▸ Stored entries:
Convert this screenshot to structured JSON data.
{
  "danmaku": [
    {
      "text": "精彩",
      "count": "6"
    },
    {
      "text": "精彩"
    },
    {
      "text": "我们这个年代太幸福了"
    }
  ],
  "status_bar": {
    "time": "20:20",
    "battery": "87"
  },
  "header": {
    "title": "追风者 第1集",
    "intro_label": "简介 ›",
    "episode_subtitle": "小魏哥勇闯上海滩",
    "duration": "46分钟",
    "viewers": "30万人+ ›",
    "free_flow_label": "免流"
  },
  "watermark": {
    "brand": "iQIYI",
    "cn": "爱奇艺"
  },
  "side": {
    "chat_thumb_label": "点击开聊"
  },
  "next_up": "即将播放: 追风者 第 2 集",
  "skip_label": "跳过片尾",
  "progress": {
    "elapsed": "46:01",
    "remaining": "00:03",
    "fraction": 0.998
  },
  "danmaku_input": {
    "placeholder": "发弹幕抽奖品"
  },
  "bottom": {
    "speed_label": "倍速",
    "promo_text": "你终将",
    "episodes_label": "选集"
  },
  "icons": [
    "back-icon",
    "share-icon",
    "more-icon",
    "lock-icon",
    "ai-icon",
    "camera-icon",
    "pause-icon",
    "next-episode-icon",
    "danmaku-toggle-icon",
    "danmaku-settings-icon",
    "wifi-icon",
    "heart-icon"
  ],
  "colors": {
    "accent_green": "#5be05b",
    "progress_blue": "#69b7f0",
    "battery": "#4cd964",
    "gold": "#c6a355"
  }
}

▸ Directive:
Write out the entire listing exactly.

▸ Response to this task:
Convert this screenshot to structured JSON data.
{
  "danmaku": [
    {
      "text": "精彩",
      "count": "6"
    },
    {
      "text": "精彩"
    },
    {
      "text": "我们这个年代太幸福了"
    }
  ],
  "status_bar": {
    "time": "20:20",
    "battery": "87"
  },
  "header": {
    "title": "追风者 第1集",
    "intro_label": "简介 ›",
    "episode_subtitle": "小魏哥勇闯上海滩",
    "duration": "46分钟",
    "viewers": "30万人+ ›",
    "free_flow_label": "免流"
  },
  "watermark": {
    "brand": "iQIYI",
    "cn": "爱奇艺"
  },
  "side": {
    "chat_thumb_label": "点击开聊"
  },
  "next_up": "即将播放: 追风者 第 2 集",
  "skip_label": "跳过片尾",
  "progress": {
    "elapsed": "46:01",
    "remaining": "00:03",
    "fraction": 0.998
  },
  "danmaku_input": {
    "placeholder": "发弹幕抽奖品"
  },
  "bottom": {
    "speed_label": "倍速",
    "promo_text": "你终将",
    "episodes_label": "选集"
  },
  "icons": [
    "back-icon",
    "share-icon",
    "more-icon",
    "lock-icon",
    "ai-icon",
    "camera-icon",
    "pause-icon",
    "next-episode-icon",
    "danmaku-toggle-icon",
    "danmaku-settings-icon",
    "wifi-icon",
    "heart-icon"
  ],
  "colors": {
    "accent_green": "#5be05b",
    "progress_blue": "#69b7f0",
    "battery": "#4cd964",
    "gold": "#c6a355"
  }
}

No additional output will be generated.